Data records
-- start --
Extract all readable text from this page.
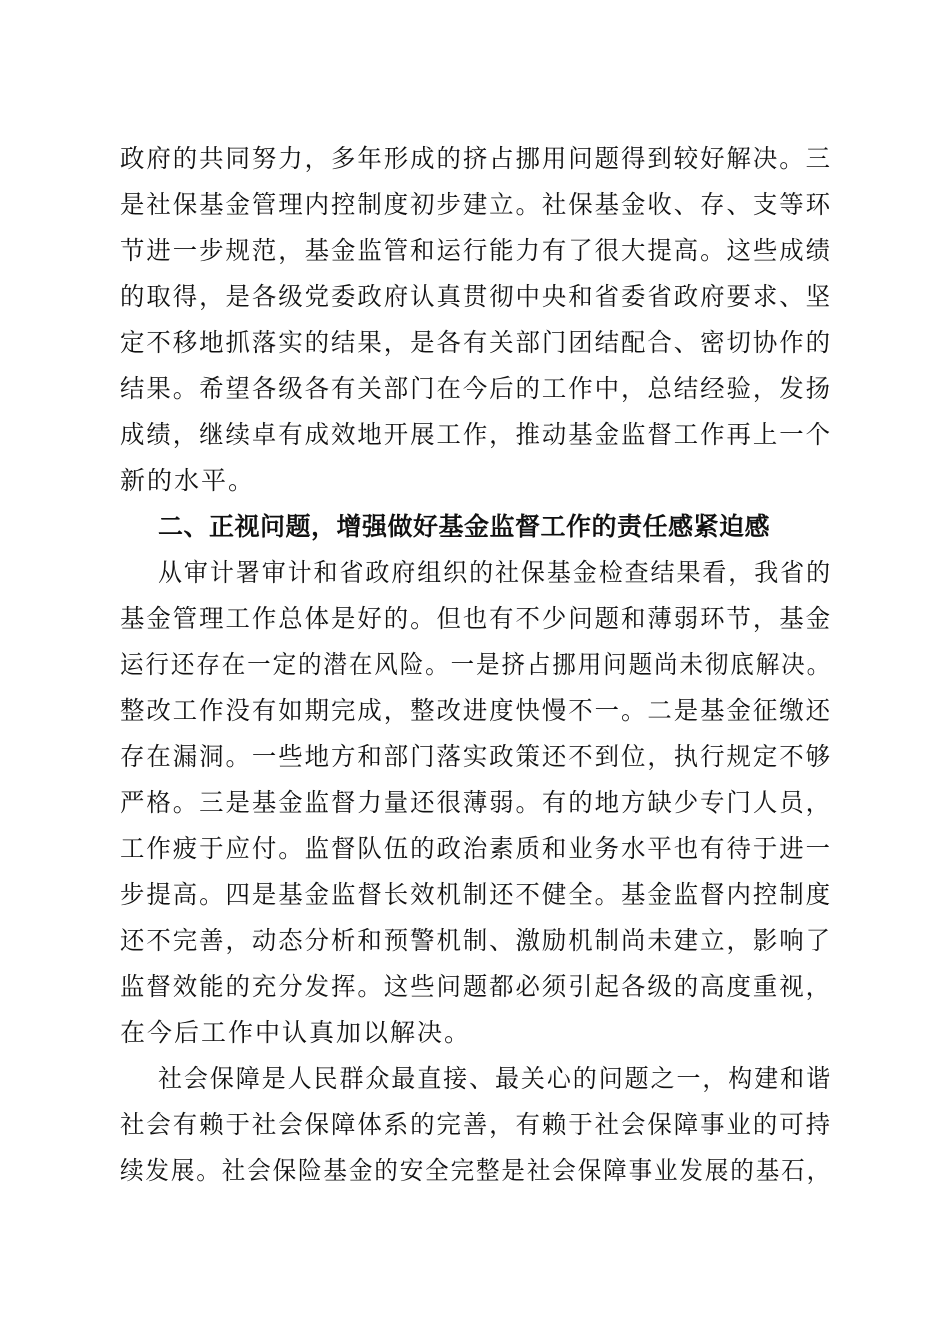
政府的共同努力，多年形成的挤占挪用问题得到较好解决。三
是社保基金管理内控制度初步建立。社保基金收、存、支等环
节进一步规范，基金监管和运行能力有了很大提高。这些成绩
的取得，是各级党委政府认真贯彻中央和省委省政府要求、坚
定不移地抓落实的结果，是各有关部门团结配合、密切协作的
结果。希望各级各有关部门在今后的工作中，总结经验，发扬
成绩，继续卓有成效地开展工作，推动基金监督工作再上一个
新的水平。
二、正视问题，增强做好基金监督工作的责任感紧迫感
从审计署审计和省政府组织的社保基金检查结果看，我省的
基金管理工作总体是好的。但也有不少问题和薄弱环节，基金
运行还存在一定的潜在风险。一是挤占挪用问题尚未彻底解决。
整改工作没有如期完成，整改进度快慢不一。二是基金征缴还
存在漏洞。一些地方和部门落实政策还不到位，执行规定不够
严格。三是基金监督力量还很薄弱。有的地方缺少专门人员，
工作疲于应付。监督队伍的政治素质和业务水平也有待于进一
步提高。四是基金监督长效机制还不健全。基金监督内控制度
还不完善，动态分析和预警机制、激励机制尚未建立，影响了
监督效能的充分发挥。这些问题都必须引起各级的高度重视，
在今后工作中认真加以解决。
社会保障是人民群众最直接、最关心的问题之一，构建和谐
社会有赖于社会保障体系的完善，有赖于社会保障事业的可持
续发展。社会保险基金的安全完整是社会保障事业发展的基石，
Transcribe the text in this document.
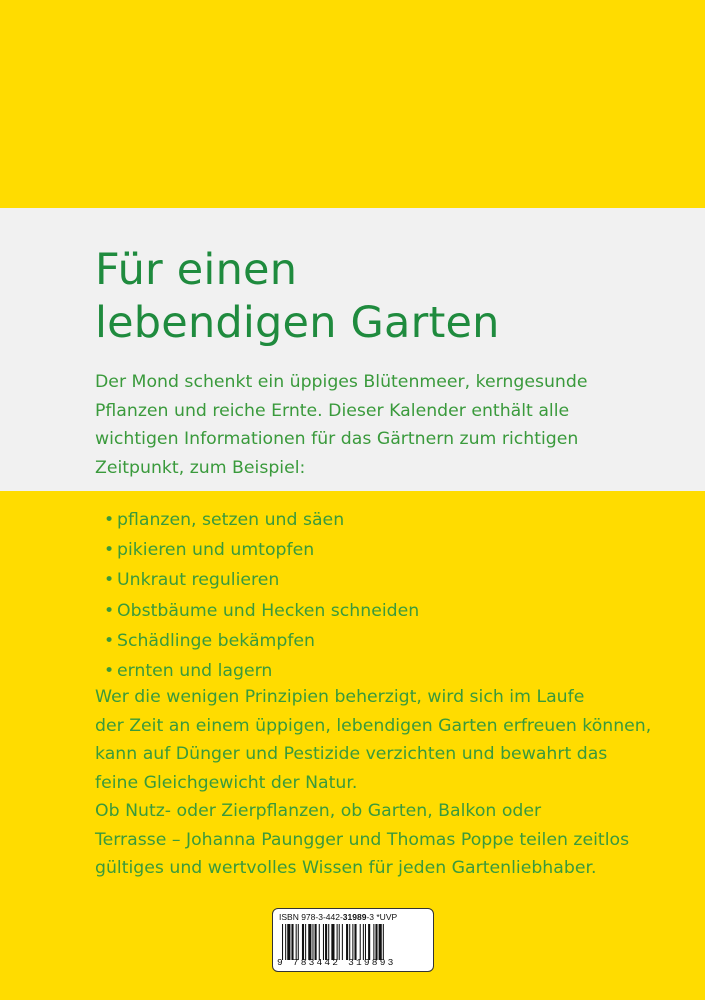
Für einen
lebendigen Garten

Der Mond schenkt ein üppiges Blütenmeer, kerngesunde
Pflanzen und reiche Ernte. Dieser Kalender enthält alle
wichtigen Informationen für das Gärtnern zum richtigen
Zeitpunkt, zum Beispiel:

• pflanzen, setzen und säen
• pikieren und umtopfen
• Unkraut regulieren
• Obstbäume und Hecken schneiden
• Schädlinge bekämpfen
• ernten und lagern

Wer die wenigen Prinzipien beherzigt, wird sich im Laufe
der Zeit an einem üppigen, lebendigen Garten erfreuen können,
kann auf Dünger und Pestizide verzichten und bewahrt das
feine Gleichgewicht der Natur.
Ob Nutz- oder Zierpflanzen, ob Garten, Balkon oder
Terrasse – Johanna Paungger und Thomas Poppe teilen zeitlos
gültiges und wertvolles Wissen für jeden Gartenliebhaber.

ISBN 978-3-442-31989-3 *UVP
9 783442 319893
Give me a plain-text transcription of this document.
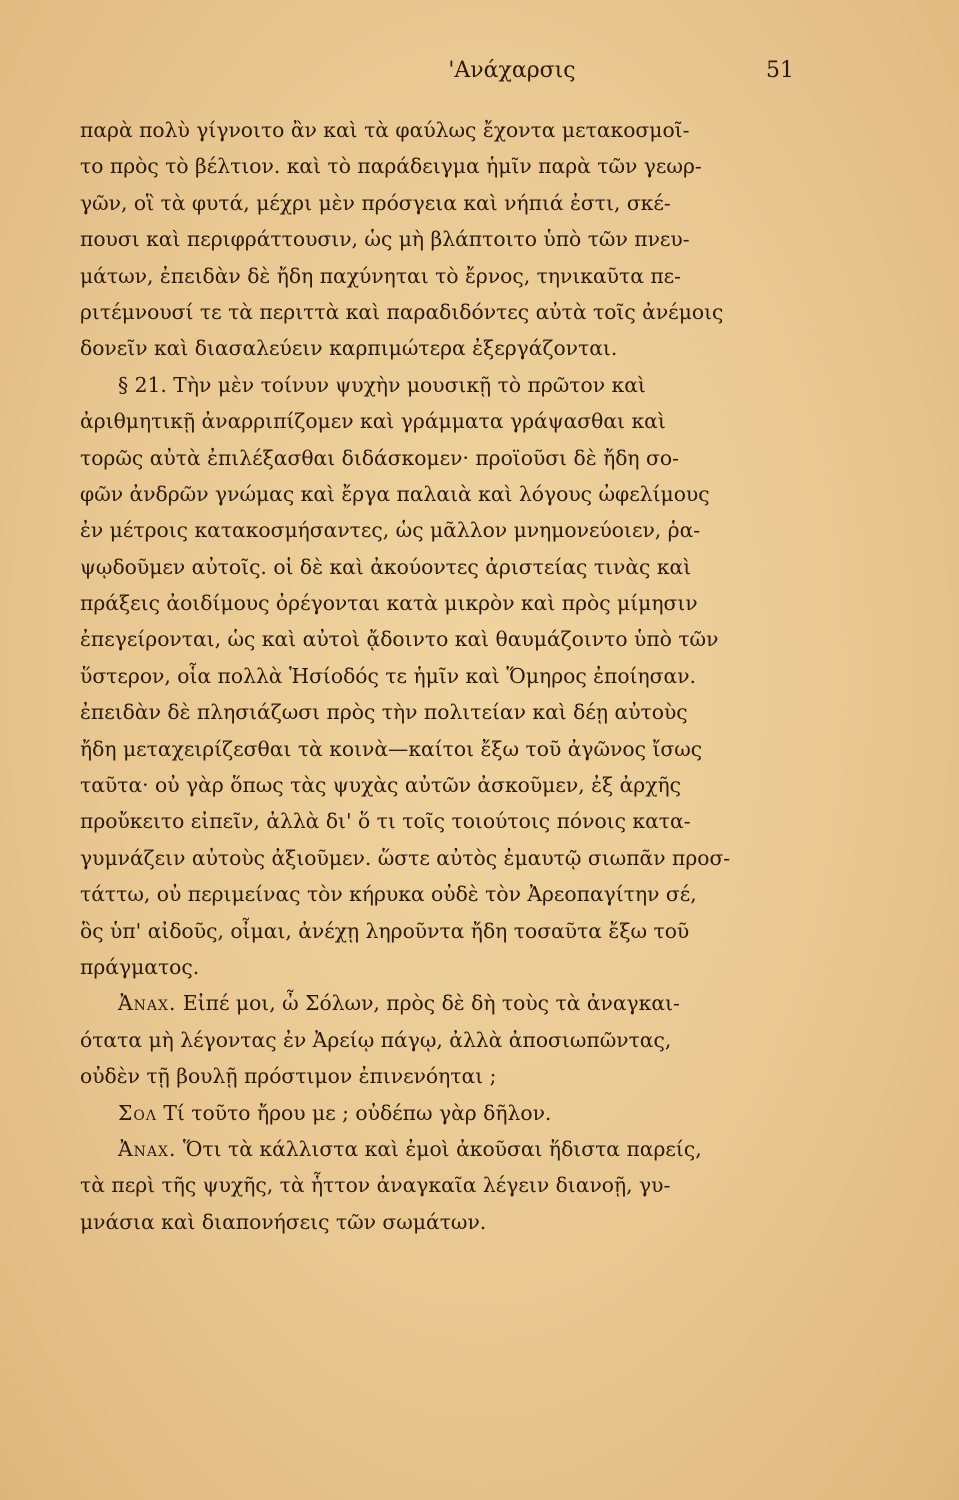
'Ανάχαρσις	51
παρὰ πολὺ γίγνοιτο ἂν καὶ τὰ φαύλως ἔχοντα μετακοσμοῖ-
το πρὸς τὸ βέλτιον. καὶ τὸ παράδειγμα ἡμῖν παρὰ τῶν γεωρ-
γῶν, οἳ τὰ φυτά, μέχρι μὲν πρόσγεια καὶ νήπιά ἐστι, σκέ-
πουσι καὶ περιφράττουσιν, ὡς μὴ βλάπτοιτο ὑπὸ τῶν πνευ-
μάτων, ἐπειδὰν δὲ ἤδη παχύνηται τὸ ἔρνος, τηνικαῦτα πε-
ριτέμνουσί τε τὰ περιττὰ καὶ παραδιδόντες αὐτὰ τοῖς ἀνέμοις
δονεῖν καὶ διασαλεύειν καρπιμώτερα ἐξεργάζονται.
§ 21. Τὴν μὲν τοίνυν ψυχὴν μουσικῇ τὸ πρῶτον καὶ
ἀριθμητικῇ ἀναρριπίζομεν καὶ γράμματα γράψασθαι καὶ
τορῶς αὐτὰ ἐπιλέξασθαι διδάσκομεν· προϊοῦσι δὲ ἤδη σο-
φῶν ἀνδρῶν γνώμας καὶ ἔργα παλαιὰ καὶ λόγους ὠφελίμους
ἐν μέτροις κατακοσμήσαντες, ὡς μᾶλλον μνημονεύοιεν, ῥα-
ψῳδοῦμεν αὐτοῖς. οἱ δὲ καὶ ἀκούοντες ἀριστείας τινὰς καὶ
πράξεις ἀοιδίμους ὀρέγονται κατὰ μικρὸν καὶ πρὸς μίμησιν
ἐπεγείρονται, ὡς καὶ αὐτοὶ ᾄδοιντο καὶ θαυμάζοιντο ὑπὸ τῶν
ὕστερον, οἷα πολλὰ Ἡσίοδός τε ἡμῖν καὶ Ὅμηρος ἐποίησαν.
ἐπειδὰν δὲ πλησιάζωσι πρὸς τὴν πολιτείαν καὶ δέῃ αὐτοὺς
ἤδη μεταχειρίζεσθαι τὰ κοινὰ—καίτοι ἔξω τοῦ ἀγῶνος ἴσως
ταῦτα· οὐ γὰρ ὅπως τὰς ψυχὰς αὐτῶν ἀσκοῦμεν, ἐξ ἀρχῆς
προὔκειτο εἰπεῖν, ἀλλὰ δι' ὅ τι τοῖς τοιούτοις πόνοις κατα-
γυμνάζειν αὐτοὺς ἀξιοῦμεν. ὥστε αὐτὸς ἐμαυτῷ σιωπᾶν προσ-
τάττω, οὐ περιμείνας τὸν κήρυκα οὐδὲ τὸν Ἀρεοπαγίτην σέ,
ὃς ὑπ' αἰδοῦς, οἶμαι, ἀνέχῃ ληροῦντα ἤδη τοσαῦτα ἔξω τοῦ
πράγματος.
Ἀναχ. Εἰπέ μοι, ὦ Σόλων, πρὸς δὲ δὴ τοὺς τὰ ἀναγκαι-
ότατα μὴ λέγοντας ἐν Ἀρείῳ πάγῳ, ἀλλὰ ἀποσιωπῶντας,
οὐδὲν τῇ βουλῇ πρόστιμον ἐπινενόηται ;
Σολ Τί τοῦτο ἤρου με ; οὐδέπω γὰρ δῆλον.
Ἀναχ. Ὅτι τὰ κάλλιστα καὶ ἐμοὶ ἀκοῦσαι ἥδιστα παρείς,
τὰ περὶ τῆς ψυχῆς, τὰ ἧττον ἀναγκαῖα λέγειν διανοῇ, γυ-
μνάσια καὶ διαπονήσεις τῶν σωμάτων.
-- end --
> _Challenge_:
Return all lines of the material above in which the word "πρὸς" occurs.

> _Result_:
το πρὸς τὸ βέλτιον. καὶ τὸ παράδειγμα ἡμῖν παρὰ τῶν γεωρ-
πράξεις ἀοιδίμους ὀρέγονται κατὰ μικρὸν καὶ πρὸς μίμησιν
ἐπειδὰν δὲ πλησιάζωσι πρὸς τὴν πολιτείαν καὶ δέῃ αὐτοὺς
Ἀναχ. Εἰπέ μοι, ὦ Σόλων, πρὸς δὲ δὴ τοὺς τὰ ἀναγκαι-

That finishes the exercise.